* START EXTRACTED TEXT *

Lenix Carter
ML Engineer
Using Adversarial AI Agents to Find Semantic Code Differences
Summary
AI is a useful tool in managing cognitive load. Can we use it to quickly identify differences in code snippets?

The Problem

I often find myself working with SQL queries or editing Python scripts for small efficiency gains. In this, I often find that identifying if a change is breaking or if it has a meaningful impact on function is challenging, and requires rigorous study of both pieces of code.

To fill this gap, we have to find the semantic difference between the code snippets, not just compare syntax or AST trees.

The Idea

My preferred way to use AI as a coding assistant is for it to write as little code as possible, because I want to hoard the understanding all of myself. What it does instead is that it serves as an antagonist to my code, when I describe systems, it tells me that they are slow or clunky, when I write code, it tells me what I’m missing.

* END EXTRACTED TEXT *
* START LISTED RECORDS *

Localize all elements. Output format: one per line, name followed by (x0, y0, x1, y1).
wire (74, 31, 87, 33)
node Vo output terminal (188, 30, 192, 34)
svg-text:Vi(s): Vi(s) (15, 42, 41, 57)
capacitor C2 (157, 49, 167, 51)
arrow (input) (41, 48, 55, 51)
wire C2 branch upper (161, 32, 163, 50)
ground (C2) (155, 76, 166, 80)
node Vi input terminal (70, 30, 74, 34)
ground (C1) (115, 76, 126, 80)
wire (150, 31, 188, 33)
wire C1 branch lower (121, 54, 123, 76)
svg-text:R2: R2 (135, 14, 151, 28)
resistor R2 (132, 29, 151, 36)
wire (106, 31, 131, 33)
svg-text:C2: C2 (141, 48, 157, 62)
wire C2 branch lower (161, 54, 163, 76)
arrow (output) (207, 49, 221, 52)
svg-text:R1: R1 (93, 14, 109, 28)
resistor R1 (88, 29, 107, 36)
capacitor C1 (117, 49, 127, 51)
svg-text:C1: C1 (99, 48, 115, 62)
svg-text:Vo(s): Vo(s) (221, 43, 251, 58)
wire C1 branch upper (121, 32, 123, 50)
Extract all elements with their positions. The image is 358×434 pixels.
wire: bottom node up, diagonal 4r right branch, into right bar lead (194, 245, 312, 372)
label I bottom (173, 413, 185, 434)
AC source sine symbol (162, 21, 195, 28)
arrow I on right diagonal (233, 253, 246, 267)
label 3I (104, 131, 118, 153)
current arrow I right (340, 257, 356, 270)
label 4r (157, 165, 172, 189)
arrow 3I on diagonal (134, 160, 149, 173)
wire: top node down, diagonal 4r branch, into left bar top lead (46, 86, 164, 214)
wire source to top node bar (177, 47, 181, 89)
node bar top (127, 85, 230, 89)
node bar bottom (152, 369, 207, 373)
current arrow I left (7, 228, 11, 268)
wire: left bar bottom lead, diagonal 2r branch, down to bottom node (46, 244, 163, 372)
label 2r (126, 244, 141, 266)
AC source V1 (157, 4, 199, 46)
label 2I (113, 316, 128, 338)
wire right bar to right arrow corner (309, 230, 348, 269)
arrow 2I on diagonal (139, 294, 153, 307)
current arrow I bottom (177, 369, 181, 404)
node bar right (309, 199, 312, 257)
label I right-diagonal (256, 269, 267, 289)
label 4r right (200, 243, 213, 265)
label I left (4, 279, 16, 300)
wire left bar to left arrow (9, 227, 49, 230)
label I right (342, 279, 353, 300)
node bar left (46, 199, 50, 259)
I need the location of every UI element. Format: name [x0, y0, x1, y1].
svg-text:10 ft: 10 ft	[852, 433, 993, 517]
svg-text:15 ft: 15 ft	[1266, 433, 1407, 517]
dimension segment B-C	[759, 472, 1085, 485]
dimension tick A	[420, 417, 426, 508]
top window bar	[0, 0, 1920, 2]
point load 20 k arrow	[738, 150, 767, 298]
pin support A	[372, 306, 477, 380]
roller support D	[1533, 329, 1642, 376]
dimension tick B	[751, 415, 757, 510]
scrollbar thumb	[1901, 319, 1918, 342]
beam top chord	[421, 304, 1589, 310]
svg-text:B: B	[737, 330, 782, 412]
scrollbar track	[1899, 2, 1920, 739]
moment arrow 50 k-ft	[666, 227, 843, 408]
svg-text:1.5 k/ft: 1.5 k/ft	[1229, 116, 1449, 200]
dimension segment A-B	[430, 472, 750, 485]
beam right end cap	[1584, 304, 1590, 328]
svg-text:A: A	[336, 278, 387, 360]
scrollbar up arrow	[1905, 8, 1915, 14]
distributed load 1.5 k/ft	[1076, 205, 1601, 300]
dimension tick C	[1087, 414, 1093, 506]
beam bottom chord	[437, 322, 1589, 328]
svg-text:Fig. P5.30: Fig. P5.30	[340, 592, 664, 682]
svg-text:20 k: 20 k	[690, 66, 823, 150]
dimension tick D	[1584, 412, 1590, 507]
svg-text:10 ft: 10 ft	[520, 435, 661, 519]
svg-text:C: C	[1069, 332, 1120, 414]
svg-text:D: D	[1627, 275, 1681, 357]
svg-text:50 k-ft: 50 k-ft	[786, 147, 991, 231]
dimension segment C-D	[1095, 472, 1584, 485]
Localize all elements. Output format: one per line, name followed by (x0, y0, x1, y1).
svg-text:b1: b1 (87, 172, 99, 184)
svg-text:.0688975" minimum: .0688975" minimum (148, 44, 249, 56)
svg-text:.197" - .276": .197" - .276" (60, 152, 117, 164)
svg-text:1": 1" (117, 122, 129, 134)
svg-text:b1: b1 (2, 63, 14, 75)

* END LISTED RECORDS *

▸ DIRECTIVES
1: In two sentences, sum up the post on using adversarial AI agents to find semantic code differences.
2: What two kinds of code does the post on adversarial AI agents say the author often works with?
3: Write the next part of the post on adversarial AI agents and semantic code differences, picking up after its final sentence.

▸ RESPONSES
1: The author often edits SQL queries and Python scripts and finds it hard to tell whether a change breaks anything or meaningfully alters what the code does, which calls for finding the semantic difference between snippets rather than comparing syntax or AST trees. The author prefers that an AI coding assistant write as little code as possible and instead act as an antagonist, pointing out what is slow, clunky or missing.

2: SQL queries and Python scripts.

3:
Using this as a jumping off point, I built an adversarial agentic AI workflow, where one agent writes and runs test cases, and the other evaluates them and identifies gaps. The idea being, they argue until the adversarial agent believes that it has found all cases where a semantic difference between the two snippets exists.

The Implementation

I use LangGraph to generate a statful directed graph that pits two agents against each other.

The first agent analyzes the code and identifies potential differences in behavior and tries to spot edge cases. It uses this background to generate 5 test cases per iteration. The test cases are then run on both code snippets, and the results are recorded. If the behavior between snippets is different, then it records the differences to behavior divergence and to inform future iterations.

The second agent evaluates the results and the test coverage. It challenges what was found by the first agent, then give feedback on cases that may be missed. It calculates its confidence that test cases sufficiently cover the distinctions between the two code snippets. If the agent is not confident in the results, it sends feedback to the first agent and the cycle repeats. The two agents argue until they agree, or they run out of iterations.

START → analyze → generate_tests → run_tests → evaluate_coverage → [continue/finalize] → END
           ↑                                              |
           └──────────────────────────────────────────────┘

For more depth, I invite you to check the README and the code.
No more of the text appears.